=== Input rows ===

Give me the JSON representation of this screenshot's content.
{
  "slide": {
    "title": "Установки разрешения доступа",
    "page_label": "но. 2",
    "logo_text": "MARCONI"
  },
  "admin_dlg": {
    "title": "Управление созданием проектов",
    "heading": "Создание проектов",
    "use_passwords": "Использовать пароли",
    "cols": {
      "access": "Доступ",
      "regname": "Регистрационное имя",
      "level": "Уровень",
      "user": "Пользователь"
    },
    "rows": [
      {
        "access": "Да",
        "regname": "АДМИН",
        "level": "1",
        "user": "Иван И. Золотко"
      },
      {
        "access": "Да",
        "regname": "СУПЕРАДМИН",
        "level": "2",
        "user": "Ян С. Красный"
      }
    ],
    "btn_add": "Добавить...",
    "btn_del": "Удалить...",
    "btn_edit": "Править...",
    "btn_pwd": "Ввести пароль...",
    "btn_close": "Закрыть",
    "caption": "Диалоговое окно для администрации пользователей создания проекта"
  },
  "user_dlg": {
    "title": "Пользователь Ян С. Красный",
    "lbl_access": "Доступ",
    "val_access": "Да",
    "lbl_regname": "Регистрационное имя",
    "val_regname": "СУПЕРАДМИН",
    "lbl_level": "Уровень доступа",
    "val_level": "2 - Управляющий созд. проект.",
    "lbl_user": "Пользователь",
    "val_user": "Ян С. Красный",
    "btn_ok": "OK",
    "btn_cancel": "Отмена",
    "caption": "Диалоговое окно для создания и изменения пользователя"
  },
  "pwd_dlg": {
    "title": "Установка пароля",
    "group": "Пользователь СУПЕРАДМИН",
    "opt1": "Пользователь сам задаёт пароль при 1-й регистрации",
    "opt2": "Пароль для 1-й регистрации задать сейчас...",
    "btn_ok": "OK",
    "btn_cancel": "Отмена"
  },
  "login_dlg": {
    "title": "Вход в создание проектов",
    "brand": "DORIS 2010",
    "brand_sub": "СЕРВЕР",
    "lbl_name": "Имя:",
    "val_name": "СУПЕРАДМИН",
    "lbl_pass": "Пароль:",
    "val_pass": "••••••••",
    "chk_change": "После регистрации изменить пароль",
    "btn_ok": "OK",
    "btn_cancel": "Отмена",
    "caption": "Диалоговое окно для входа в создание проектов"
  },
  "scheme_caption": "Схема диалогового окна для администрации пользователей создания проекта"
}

===

§ Exercise requirements
Please output every record, keeping each line exact.

§ In response
Give me the JSON representation of this screenshot's content.
{
  "slide": {
    "title": "Установки разрешения доступа",
    "page_label": "но. 2",
    "logo_text": "MARCONI"
  },
  "admin_dlg": {
    "title": "Управление созданием проектов",
    "heading": "Создание проектов",
    "use_passwords": "Использовать пароли",
    "cols": {
      "access": "Доступ",
      "regname": "Регистрационное имя",
      "level": "Уровень",
      "user": "Пользователь"
    },
    "rows": [
      {
        "access": "Да",
        "regname": "АДМИН",
        "level": "1",
        "user": "Иван И. Золотко"
      },
      {
        "access": "Да",
        "regname": "СУПЕРАДМИН",
        "level": "2",
        "user": "Ян С. Красный"
      }
    ],
    "btn_add": "Добавить...",
    "btn_del": "Удалить...",
    "btn_edit": "Править...",
    "btn_pwd": "Ввести пароль...",
    "btn_close": "Закрыть",
    "caption": "Диалоговое окно для администрации пользователей создания проекта"
  },
  "user_dlg": {
    "title": "Пользователь Ян С. Красный",
    "lbl_access": "Доступ",
    "val_access": "Да",
    "lbl_regname": "Регистрационное имя",
    "val_regname": "СУПЕРАДМИН",
    "lbl_level": "Уровень доступа",
    "val_level": "2 - Управляющий созд. проект.",
    "lbl_user": "Пользователь",
    "val_user": "Ян С. Красный",
    "btn_ok": "OK",
    "btn_cancel": "Отмена",
    "caption": "Диалоговое окно для создания и изменения пользователя"
  },
  "pwd_dlg": {
    "title": "Установка пароля",
    "group": "Пользователь СУПЕРАДМИН",
    "opt1": "Пользователь сам задаёт пароль при 1-й регистрации",
    "opt2": "Пароль для 1-й регистрации задать сейчас...",
    "btn_ok": "OK",
    "btn_cancel": "Отмена"
  },
  "login_dlg": {
    "title": "Вход в создание проектов",
    "brand": "DORIS 2010",
    "brand_sub": "СЕРВЕР",
    "lbl_name": "Имя:",
    "val_name": "СУПЕРАДМИН",
    "lbl_pass": "Пароль:",
    "val_pass": "••••••••",
    "chk_change": "После регистрации изменить пароль",
    "btn_ok": "OK",
    "btn_cancel": "Отмена",
    "caption": "Диалоговое окно для входа в создание проектов"
  },
  "scheme_caption": "Схема диалогового окна для администрации пользователей создания проекта"
}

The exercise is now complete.